Keep only the lines of the listing that include the word "panel", and copy them.

- [Entries supplied]
□ □ □
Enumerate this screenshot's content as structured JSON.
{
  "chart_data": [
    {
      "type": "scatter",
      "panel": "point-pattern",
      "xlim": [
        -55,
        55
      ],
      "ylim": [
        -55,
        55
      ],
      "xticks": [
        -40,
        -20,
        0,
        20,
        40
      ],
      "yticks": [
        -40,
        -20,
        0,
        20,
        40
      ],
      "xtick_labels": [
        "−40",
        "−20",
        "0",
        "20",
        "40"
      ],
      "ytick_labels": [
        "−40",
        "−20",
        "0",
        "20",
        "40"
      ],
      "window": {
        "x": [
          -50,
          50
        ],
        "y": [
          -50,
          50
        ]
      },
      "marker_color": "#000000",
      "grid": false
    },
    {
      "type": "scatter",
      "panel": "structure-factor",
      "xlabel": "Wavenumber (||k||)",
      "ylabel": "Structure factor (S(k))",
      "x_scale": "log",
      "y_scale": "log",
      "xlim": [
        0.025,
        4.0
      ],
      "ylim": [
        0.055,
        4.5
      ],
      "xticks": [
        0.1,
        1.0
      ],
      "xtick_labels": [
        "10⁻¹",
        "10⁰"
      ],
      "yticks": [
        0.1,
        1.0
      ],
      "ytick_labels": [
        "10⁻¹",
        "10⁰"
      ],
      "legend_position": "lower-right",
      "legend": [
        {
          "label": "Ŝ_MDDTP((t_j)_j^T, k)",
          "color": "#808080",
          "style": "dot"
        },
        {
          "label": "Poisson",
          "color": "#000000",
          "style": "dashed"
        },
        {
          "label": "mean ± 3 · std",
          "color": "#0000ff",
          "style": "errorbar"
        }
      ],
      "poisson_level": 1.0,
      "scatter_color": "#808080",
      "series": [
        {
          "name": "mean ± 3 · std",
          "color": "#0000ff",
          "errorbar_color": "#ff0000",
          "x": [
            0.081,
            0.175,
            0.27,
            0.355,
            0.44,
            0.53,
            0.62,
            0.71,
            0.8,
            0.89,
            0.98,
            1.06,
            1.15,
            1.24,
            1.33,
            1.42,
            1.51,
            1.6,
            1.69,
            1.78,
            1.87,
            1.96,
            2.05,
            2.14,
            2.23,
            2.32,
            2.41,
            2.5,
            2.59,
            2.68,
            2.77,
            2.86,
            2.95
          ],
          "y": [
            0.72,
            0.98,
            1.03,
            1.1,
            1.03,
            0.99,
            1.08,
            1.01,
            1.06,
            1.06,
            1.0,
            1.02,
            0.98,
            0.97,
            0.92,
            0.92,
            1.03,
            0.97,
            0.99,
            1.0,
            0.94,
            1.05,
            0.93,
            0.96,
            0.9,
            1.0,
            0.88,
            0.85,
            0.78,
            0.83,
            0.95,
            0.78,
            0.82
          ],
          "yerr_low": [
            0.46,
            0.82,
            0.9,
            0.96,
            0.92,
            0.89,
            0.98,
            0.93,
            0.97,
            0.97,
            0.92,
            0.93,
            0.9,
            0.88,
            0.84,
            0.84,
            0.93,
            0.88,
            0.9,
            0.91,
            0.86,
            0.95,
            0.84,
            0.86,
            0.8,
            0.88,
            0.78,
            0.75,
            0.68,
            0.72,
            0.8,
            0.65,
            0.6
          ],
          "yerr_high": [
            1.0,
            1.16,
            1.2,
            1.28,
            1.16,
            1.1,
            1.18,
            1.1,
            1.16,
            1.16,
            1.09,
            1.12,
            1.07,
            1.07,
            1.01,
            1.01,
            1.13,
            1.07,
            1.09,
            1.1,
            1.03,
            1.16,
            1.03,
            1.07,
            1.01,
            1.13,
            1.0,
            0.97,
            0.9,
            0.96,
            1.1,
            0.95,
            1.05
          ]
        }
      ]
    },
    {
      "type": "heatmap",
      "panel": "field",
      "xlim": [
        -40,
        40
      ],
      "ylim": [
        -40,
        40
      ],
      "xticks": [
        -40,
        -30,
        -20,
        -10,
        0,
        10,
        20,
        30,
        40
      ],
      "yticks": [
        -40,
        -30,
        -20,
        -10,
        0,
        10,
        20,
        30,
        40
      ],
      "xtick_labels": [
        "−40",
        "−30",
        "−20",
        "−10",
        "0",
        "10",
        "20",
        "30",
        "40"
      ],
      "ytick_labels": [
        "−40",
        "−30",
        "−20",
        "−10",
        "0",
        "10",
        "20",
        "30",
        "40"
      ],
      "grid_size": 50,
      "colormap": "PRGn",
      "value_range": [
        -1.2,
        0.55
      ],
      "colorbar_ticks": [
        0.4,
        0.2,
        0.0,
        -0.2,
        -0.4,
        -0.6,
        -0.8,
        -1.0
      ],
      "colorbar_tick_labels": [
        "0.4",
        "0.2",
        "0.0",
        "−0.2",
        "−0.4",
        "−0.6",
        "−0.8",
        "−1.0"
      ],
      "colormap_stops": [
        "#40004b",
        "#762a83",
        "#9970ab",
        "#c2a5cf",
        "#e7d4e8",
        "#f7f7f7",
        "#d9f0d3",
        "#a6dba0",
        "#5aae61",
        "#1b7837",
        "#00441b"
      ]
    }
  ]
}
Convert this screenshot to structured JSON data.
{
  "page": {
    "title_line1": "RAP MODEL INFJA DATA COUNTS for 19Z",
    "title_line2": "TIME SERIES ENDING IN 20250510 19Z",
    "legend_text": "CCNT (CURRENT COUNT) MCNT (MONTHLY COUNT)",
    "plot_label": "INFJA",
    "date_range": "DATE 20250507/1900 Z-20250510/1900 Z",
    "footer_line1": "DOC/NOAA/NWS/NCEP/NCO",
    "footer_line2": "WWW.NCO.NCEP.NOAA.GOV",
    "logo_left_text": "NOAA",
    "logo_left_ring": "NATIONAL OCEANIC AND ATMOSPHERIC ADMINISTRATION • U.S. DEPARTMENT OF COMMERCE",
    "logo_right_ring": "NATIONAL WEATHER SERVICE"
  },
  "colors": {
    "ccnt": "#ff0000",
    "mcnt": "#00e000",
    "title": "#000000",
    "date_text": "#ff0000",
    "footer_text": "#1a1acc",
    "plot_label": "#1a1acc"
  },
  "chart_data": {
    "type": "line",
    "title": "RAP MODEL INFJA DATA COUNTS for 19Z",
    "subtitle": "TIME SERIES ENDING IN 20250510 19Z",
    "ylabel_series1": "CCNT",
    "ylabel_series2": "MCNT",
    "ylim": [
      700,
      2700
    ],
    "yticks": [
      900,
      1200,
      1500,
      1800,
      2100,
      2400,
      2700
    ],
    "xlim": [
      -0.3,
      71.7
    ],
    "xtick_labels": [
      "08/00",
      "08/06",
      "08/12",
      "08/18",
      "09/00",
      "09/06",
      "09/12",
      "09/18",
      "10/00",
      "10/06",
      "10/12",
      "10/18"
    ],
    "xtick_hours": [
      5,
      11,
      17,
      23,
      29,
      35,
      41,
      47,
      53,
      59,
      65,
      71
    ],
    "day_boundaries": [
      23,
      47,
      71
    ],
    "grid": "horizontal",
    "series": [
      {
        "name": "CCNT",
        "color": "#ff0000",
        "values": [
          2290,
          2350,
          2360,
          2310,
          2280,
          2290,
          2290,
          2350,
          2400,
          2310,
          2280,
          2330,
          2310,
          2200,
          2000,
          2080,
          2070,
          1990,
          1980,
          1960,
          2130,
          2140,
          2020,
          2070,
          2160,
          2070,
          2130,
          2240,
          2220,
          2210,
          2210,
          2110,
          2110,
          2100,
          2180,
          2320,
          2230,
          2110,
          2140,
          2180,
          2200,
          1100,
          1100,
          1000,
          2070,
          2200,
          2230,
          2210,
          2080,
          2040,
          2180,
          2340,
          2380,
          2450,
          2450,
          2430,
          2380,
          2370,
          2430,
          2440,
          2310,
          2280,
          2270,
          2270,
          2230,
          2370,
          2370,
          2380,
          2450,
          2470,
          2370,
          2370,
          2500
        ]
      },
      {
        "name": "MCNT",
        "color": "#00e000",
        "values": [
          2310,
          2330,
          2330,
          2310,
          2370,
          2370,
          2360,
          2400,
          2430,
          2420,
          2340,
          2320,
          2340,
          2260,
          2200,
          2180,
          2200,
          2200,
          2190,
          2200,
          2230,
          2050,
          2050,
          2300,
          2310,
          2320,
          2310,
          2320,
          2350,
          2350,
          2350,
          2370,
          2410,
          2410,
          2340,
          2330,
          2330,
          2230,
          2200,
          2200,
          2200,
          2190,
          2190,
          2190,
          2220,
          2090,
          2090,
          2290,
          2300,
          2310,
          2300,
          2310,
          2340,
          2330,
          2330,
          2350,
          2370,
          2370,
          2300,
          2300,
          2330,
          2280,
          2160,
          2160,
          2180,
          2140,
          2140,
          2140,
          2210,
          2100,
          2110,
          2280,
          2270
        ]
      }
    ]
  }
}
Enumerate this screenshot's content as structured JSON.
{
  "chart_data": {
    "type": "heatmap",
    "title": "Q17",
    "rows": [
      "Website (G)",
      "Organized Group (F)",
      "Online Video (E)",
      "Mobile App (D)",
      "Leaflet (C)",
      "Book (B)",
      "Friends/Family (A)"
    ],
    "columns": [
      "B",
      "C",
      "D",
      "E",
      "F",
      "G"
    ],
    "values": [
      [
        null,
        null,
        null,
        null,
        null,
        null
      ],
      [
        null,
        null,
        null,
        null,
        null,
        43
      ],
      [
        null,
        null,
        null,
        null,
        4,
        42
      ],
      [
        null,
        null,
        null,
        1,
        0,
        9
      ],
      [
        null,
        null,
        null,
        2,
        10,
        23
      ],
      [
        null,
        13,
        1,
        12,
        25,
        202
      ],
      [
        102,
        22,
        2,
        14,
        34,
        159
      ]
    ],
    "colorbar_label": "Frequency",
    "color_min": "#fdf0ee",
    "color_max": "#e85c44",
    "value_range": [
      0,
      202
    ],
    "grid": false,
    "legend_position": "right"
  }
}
□ □ □
- [Finished answer]
      "panel": "point-pattern",
      "panel": "structure-factor",
      "panel": "field",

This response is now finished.